--- EXERCISE PROMPT ---
Go through the listing and write out all of it exactly.

-- start of MATERIAL TO PROCESS --

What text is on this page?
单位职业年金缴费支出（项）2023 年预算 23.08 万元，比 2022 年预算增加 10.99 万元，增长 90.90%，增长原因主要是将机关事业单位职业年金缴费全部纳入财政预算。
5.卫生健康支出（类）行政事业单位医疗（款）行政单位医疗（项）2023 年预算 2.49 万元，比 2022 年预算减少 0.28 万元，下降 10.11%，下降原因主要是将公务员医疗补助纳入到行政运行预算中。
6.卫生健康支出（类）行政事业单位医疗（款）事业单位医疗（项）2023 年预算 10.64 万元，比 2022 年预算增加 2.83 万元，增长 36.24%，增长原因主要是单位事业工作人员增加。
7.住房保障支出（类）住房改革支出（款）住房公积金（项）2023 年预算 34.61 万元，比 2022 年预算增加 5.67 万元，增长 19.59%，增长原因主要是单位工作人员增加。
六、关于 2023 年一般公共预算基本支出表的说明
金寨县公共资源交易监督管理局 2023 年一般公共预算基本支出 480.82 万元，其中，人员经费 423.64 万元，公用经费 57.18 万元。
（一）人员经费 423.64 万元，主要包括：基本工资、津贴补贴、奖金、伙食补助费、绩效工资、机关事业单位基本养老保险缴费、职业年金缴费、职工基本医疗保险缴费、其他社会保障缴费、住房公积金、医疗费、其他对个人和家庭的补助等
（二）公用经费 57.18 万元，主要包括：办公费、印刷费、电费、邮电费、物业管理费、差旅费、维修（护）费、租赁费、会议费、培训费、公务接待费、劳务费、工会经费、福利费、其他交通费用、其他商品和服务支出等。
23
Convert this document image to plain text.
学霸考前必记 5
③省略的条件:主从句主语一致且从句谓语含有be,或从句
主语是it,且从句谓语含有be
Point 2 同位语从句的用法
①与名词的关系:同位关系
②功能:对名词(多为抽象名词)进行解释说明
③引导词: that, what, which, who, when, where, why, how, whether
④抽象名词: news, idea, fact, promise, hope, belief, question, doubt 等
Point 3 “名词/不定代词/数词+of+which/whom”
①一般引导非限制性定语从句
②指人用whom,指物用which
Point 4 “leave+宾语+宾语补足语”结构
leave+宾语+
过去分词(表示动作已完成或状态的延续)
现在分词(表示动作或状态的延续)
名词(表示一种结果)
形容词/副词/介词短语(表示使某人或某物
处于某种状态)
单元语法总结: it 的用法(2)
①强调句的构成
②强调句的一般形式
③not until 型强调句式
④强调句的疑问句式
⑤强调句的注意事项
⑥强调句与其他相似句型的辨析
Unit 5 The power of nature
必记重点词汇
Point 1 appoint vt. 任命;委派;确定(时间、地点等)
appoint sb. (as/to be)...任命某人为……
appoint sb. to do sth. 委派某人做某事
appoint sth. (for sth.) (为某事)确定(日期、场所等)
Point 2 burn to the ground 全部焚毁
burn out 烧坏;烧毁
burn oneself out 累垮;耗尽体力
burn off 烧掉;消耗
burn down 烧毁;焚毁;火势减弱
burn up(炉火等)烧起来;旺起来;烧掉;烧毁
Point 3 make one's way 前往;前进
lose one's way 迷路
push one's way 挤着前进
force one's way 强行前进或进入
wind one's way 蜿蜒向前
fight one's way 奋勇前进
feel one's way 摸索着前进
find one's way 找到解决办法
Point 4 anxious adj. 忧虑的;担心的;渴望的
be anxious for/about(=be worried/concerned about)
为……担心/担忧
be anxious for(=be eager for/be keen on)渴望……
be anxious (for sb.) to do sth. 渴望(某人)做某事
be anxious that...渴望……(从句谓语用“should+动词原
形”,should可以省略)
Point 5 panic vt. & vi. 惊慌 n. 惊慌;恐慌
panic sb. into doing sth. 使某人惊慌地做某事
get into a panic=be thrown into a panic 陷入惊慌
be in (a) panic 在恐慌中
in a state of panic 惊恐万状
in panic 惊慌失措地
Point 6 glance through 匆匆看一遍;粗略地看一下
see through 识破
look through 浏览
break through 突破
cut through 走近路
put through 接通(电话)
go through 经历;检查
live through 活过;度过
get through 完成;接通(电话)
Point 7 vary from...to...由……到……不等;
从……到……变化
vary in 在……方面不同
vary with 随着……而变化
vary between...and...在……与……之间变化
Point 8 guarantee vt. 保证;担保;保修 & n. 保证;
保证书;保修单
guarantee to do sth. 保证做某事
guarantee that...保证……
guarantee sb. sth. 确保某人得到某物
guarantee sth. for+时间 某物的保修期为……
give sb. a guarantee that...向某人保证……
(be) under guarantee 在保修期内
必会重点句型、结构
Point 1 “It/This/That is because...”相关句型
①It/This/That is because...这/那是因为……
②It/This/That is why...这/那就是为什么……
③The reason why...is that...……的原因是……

-- end of MATERIAL TO PROCESS --

--- THE RESULT ---
What text is on this page?
单位职业年金缴费支出（项）2023 年预算 23.08 万元，比 2022 年预算增加 10.99 万元，增长 90.90%，增长原因主要是将机关事业单位职业年金缴费全部纳入财政预算。
5.卫生健康支出（类）行政事业单位医疗（款）行政单位医疗（项）2023 年预算 2.49 万元，比 2022 年预算减少 0.28 万元，下降 10.11%，下降原因主要是将公务员医疗补助纳入到行政运行预算中。
6.卫生健康支出（类）行政事业单位医疗（款）事业单位医疗（项）2023 年预算 10.64 万元，比 2022 年预算增加 2.83 万元，增长 36.24%，增长原因主要是单位事业工作人员增加。
7.住房保障支出（类）住房改革支出（款）住房公积金（项）2023 年预算 34.61 万元，比 2022 年预算增加 5.67 万元，增长 19.59%，增长原因主要是单位工作人员增加。
六、关于 2023 年一般公共预算基本支出表的说明
金寨县公共资源交易监督管理局 2023 年一般公共预算基本支出 480.82 万元，其中，人员经费 423.64 万元，公用经费 57.18 万元。
（一）人员经费 423.64 万元，主要包括：基本工资、津贴补贴、奖金、伙食补助费、绩效工资、机关事业单位基本养老保险缴费、职业年金缴费、职工基本医疗保险缴费、其他社会保障缴费、住房公积金、医疗费、其他对个人和家庭的补助等
（二）公用经费 57.18 万元，主要包括：办公费、印刷费、电费、邮电费、物业管理费、差旅费、维修（护）费、租赁费、会议费、培训费、公务接待费、劳务费、工会经费、福利费、其他交通费用、其他商品和服务支出等。
23
Convert this document image to plain text.
学霸考前必记 5
③省略的条件:主从句主语一致且从句谓语含有be,或从句
主语是it,且从句谓语含有be
Point 2 同位语从句的用法
①与名词的关系:同位关系
②功能:对名词(多为抽象名词)进行解释说明
③引导词: that, what, which, who, when, where, why, how, whether
④抽象名词: news, idea, fact, promise, hope, belief, question, doubt 等
Point 3 “名词/不定代词/数词+of+which/whom”
①一般引导非限制性定语从句
②指人用whom,指物用which
Point 4 “leave+宾语+宾语补足语”结构
leave+宾语+
过去分词(表示动作已完成或状态的延续)
现在分词(表示动作或状态的延续)
名词(表示一种结果)
形容词/副词/介词短语(表示使某人或某物
处于某种状态)
单元语法总结: it 的用法(2)
①强调句的构成
②强调句的一般形式
③not until 型强调句式
④强调句的疑问句式
⑤强调句的注意事项
⑥强调句与其他相似句型的辨析
Unit 5 The power of nature
必记重点词汇
Point 1 appoint vt. 任命;委派;确定(时间、地点等)
appoint sb. (as/to be)...任命某人为……
appoint sb. to do sth. 委派某人做某事
appoint sth. (for sth.) (为某事)确定(日期、场所等)
Point 2 burn to the ground 全部焚毁
burn out 烧坏;烧毁
burn oneself out 累垮;耗尽体力
burn off 烧掉;消耗
burn down 烧毁;焚毁;火势减弱
burn up(炉火等)烧起来;旺起来;烧掉;烧毁
Point 3 make one's way 前往;前进
lose one's way 迷路
push one's way 挤着前进
force one's way 强行前进或进入
wind one's way 蜿蜒向前
fight one's way 奋勇前进
feel one's way 摸索着前进
find one's way 找到解决办法
Point 4 anxious adj. 忧虑的;担心的;渴望的
be anxious for/about(=be worried/concerned about)
为……担心/担忧
be anxious for(=be eager for/be keen on)渴望……
be anxious (for sb.) to do sth. 渴望(某人)做某事
be anxious that...渴望……(从句谓语用“should+动词原
形”,should可以省略)
Point 5 panic vt. & vi. 惊慌 n. 惊慌;恐慌
panic sb. into doing sth. 使某人惊慌地做某事
get into a panic=be thrown into a panic 陷入惊慌
be in (a) panic 在恐慌中
in a state of panic 惊恐万状
in panic 惊慌失措地
Point 6 glance through 匆匆看一遍;粗略地看一下
see through 识破
look through 浏览
break through 突破
cut through 走近路
put through 接通(电话)
go through 经历;检查
live through 活过;度过
get through 完成;接通(电话)
Point 7 vary from...to...由……到……不等;
从……到……变化
vary in 在……方面不同
vary with 随着……而变化
vary between...and...在……与……之间变化
Point 8 guarantee vt. 保证;担保;保修 & n. 保证;
保证书;保修单
guarantee to do sth. 保证做某事
guarantee that...保证……
guarantee sb. sth. 确保某人得到某物
guarantee sth. for+时间 某物的保修期为……
give sb. a guarantee that...向某人保证……
(be) under guarantee 在保修期内
必会重点句型、结构
Point 1 “It/This/That is because...”相关句型
①It/This/That is because...这/那是因为……
②It/This/That is why...这/那就是为什么……
③The reason why...is that...……的原因是……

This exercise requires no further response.